= Given problem =
Pick out each line below containing "教师归纳".

= Items =
----------------

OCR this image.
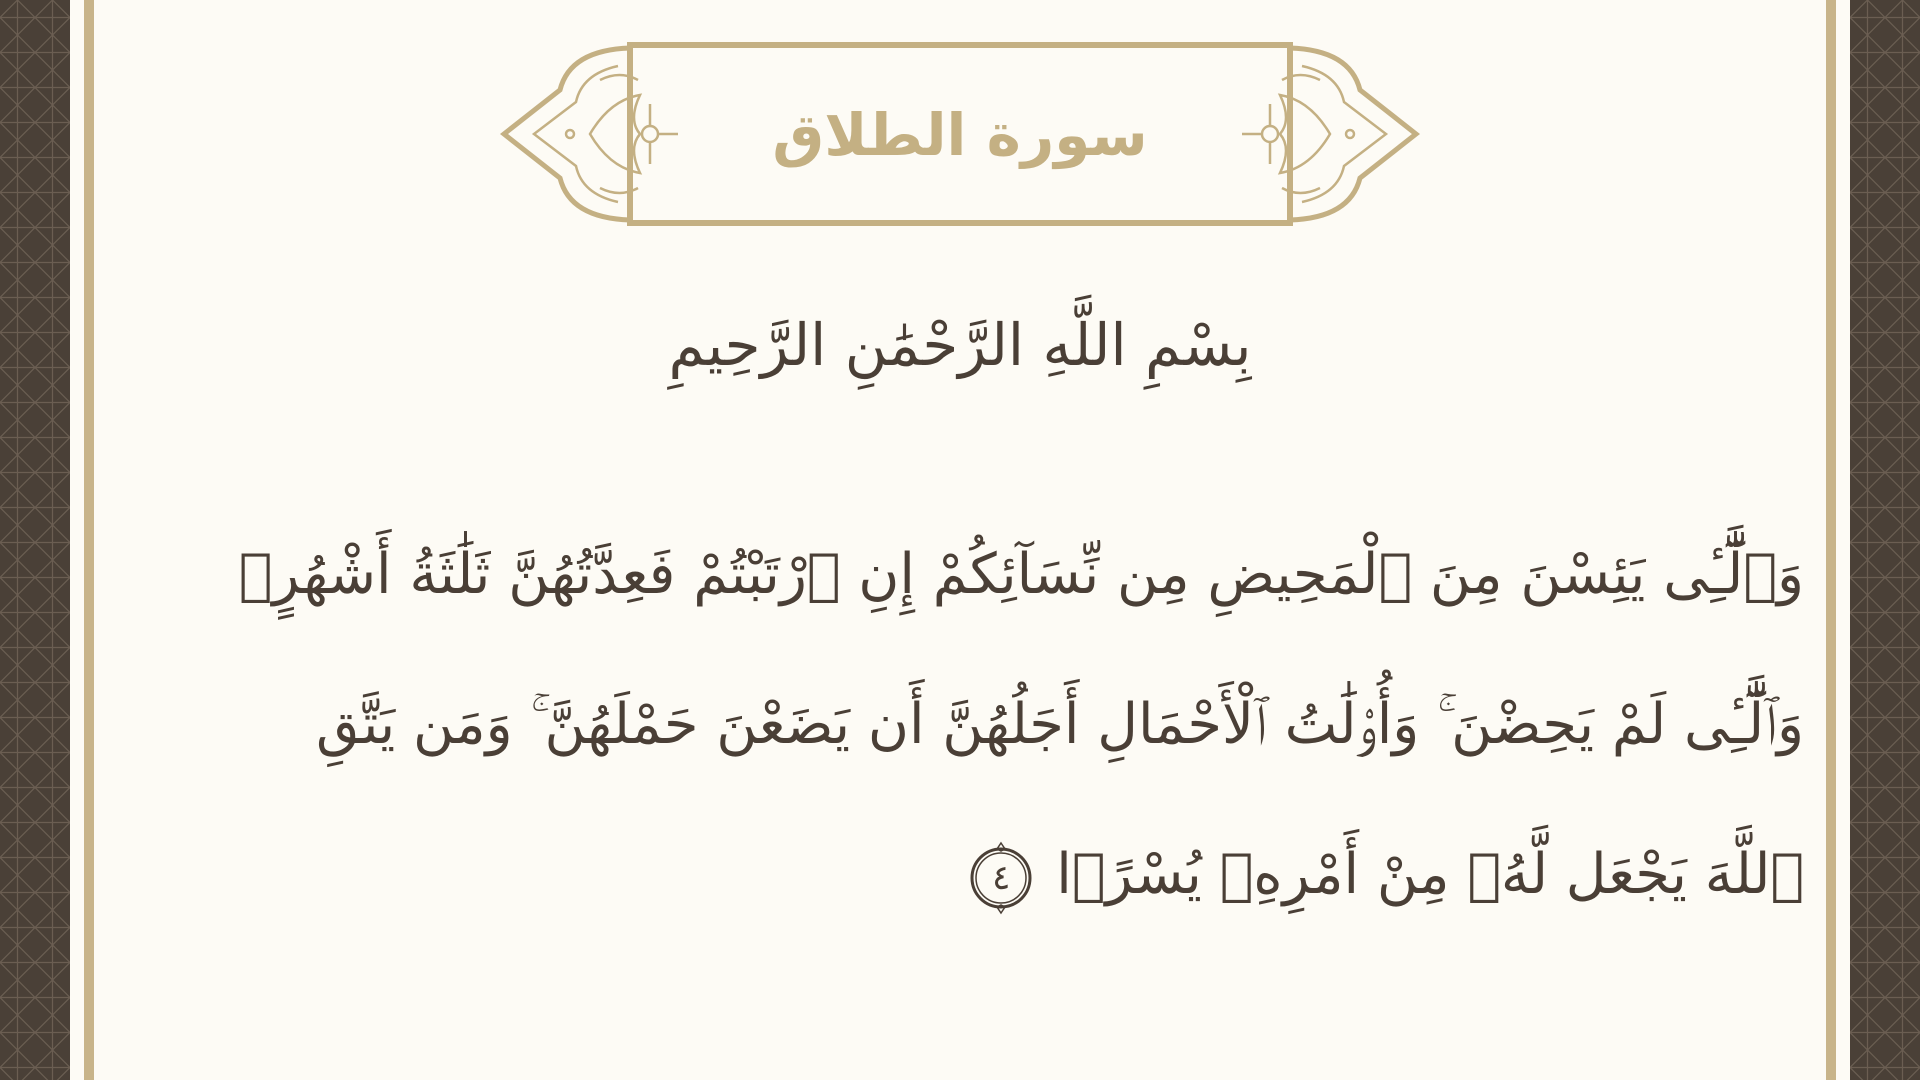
سورة الطلاق
بِسْمِ اللَّهِ الرَّحْمَٰنِ الرَّحِيمِ
وَٱلَّٰٓـِٔى يَئِسْنَ مِنَ ٱلْمَحِيضِ مِن نِّسَآئِكُمْ إِنِ ٱرْتَبْتُمْ فَعِدَّتُهُنَّ ثَلَٰثَةُ أَشْهُرٍۢ
وَٱلَّٰٓـِٔى لَمْ يَحِضْنَ ۚ وَأُو۟لَٰتُ ٱلْأَحْمَالِ أَجَلُهُنَّ أَن يَضَعْنَ حَمْلَهُنَّ ۚ وَمَن يَتَّقِ
ٱللَّهَ يَجْعَل لَّهُۥ مِنْ أَمْرِهِۦ يُسْرًۭا
٤
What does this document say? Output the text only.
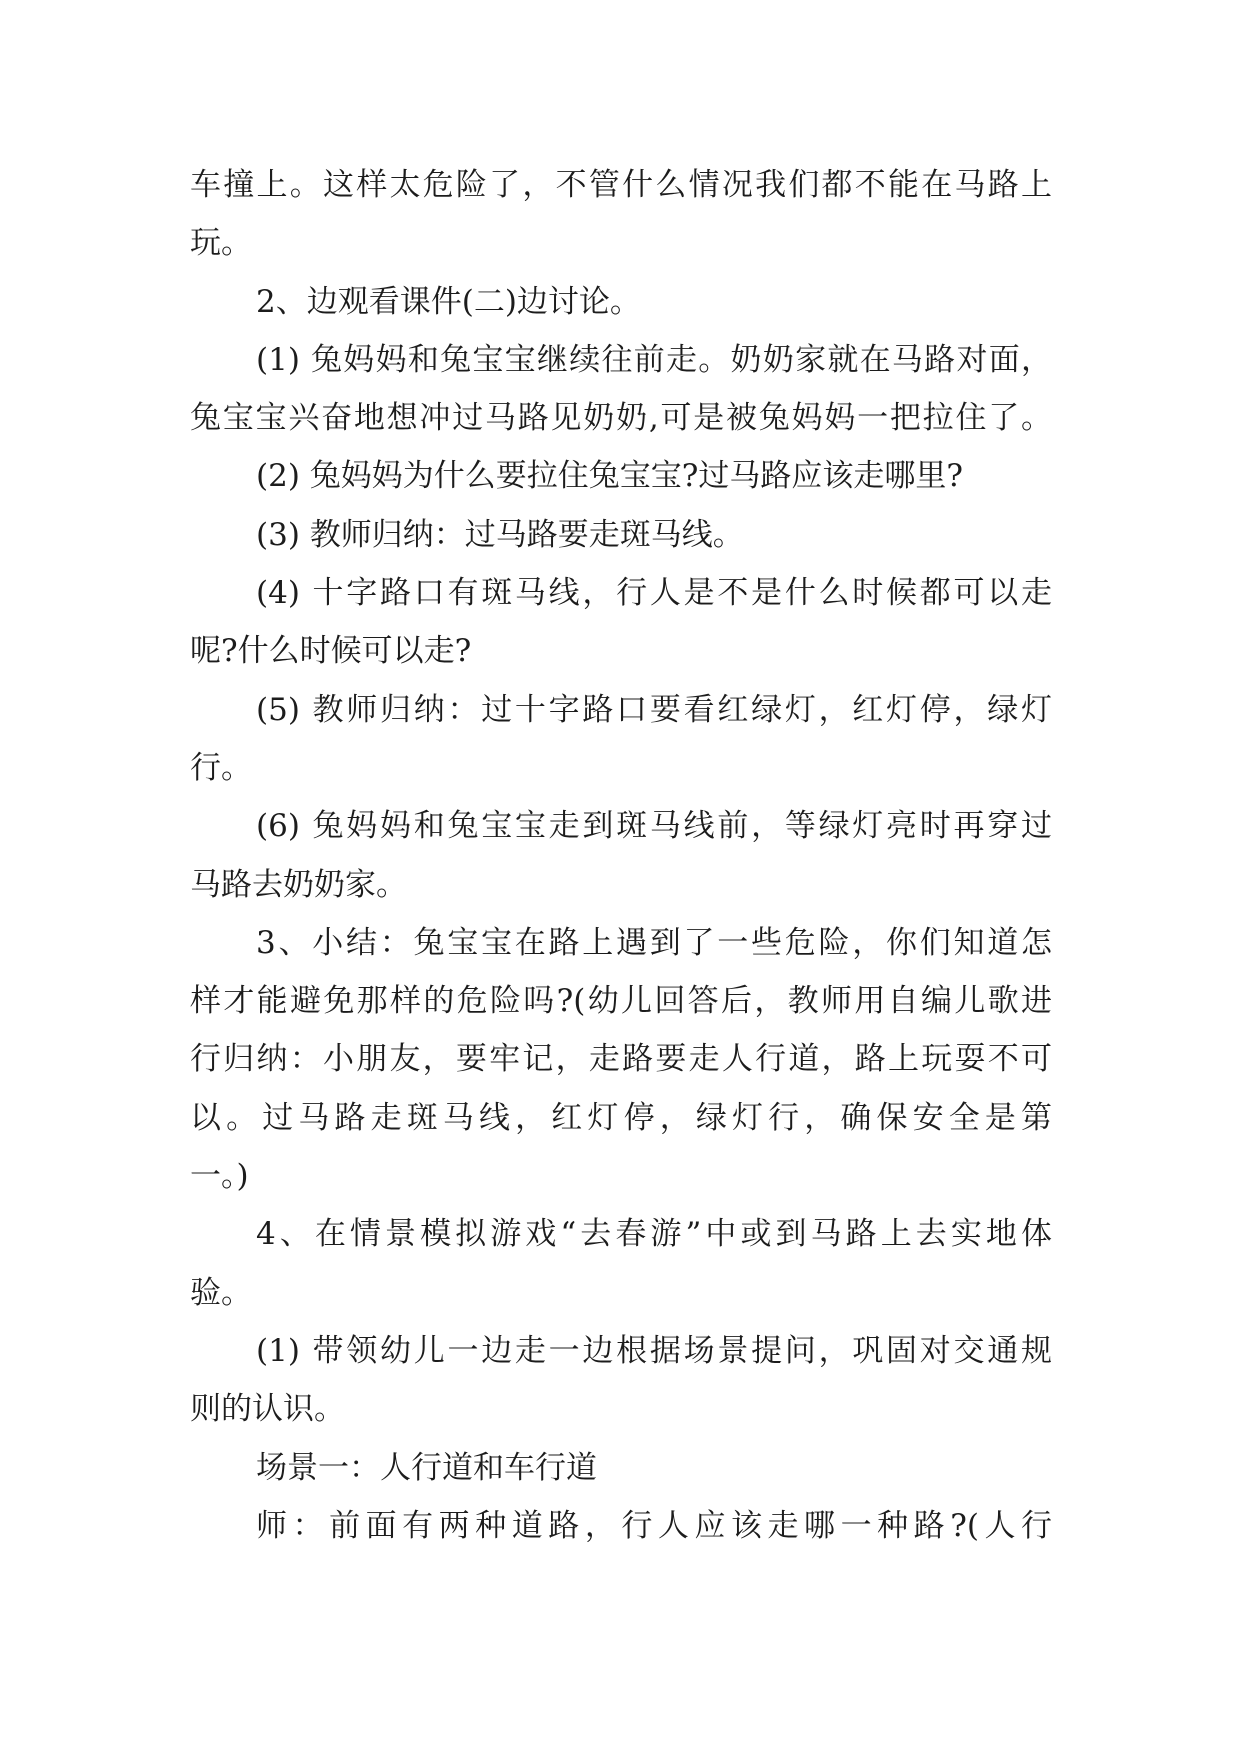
车撞上。这样太危险了，不管什么情况我们都不能在马路上
玩。
2、边观看课件(二)边讨论。
(1) 兔妈妈和兔宝宝继续往前走。奶奶家就在马路对面，
兔宝宝兴奋地想冲过马路见奶奶,可是被兔妈妈一把拉住了。
(2) 兔妈妈为什么要拉住兔宝宝?过马路应该走哪里?
(3) 教师归纳：过马路要走斑马线。
(4) 十字路口有斑马线，行人是不是什么时候都可以走
呢?什么时候可以走?
(5) 教师归纳：过十字路口要看红绿灯，红灯停，绿灯
行。
(6) 兔妈妈和兔宝宝走到斑马线前，等绿灯亮时再穿过
马路去奶奶家。
3、小结：兔宝宝在路上遇到了一些危险，你们知道怎
样才能避免那样的危险吗?(幼儿回答后，教师用自编儿歌进
行归纳：小朋友，要牢记，走路要走人行道，路上玩耍不可
以。过马路走斑马线，红灯停，绿灯行，确保安全是第
一。)
4、在情景模拟游戏“去春游”中或到马路上去实地体
验。
(1) 带领幼儿一边走一边根据场景提问，巩固对交通规
则的认识。
场景一：人行道和车行道
师：前面有两种道路，行人应该走哪一种路?(人行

----------------

= Task output =
(3) 教师归纳：过马路要走斑马线。
(5) 教师归纳：过十字路口要看红绿灯，红灯停，绿灯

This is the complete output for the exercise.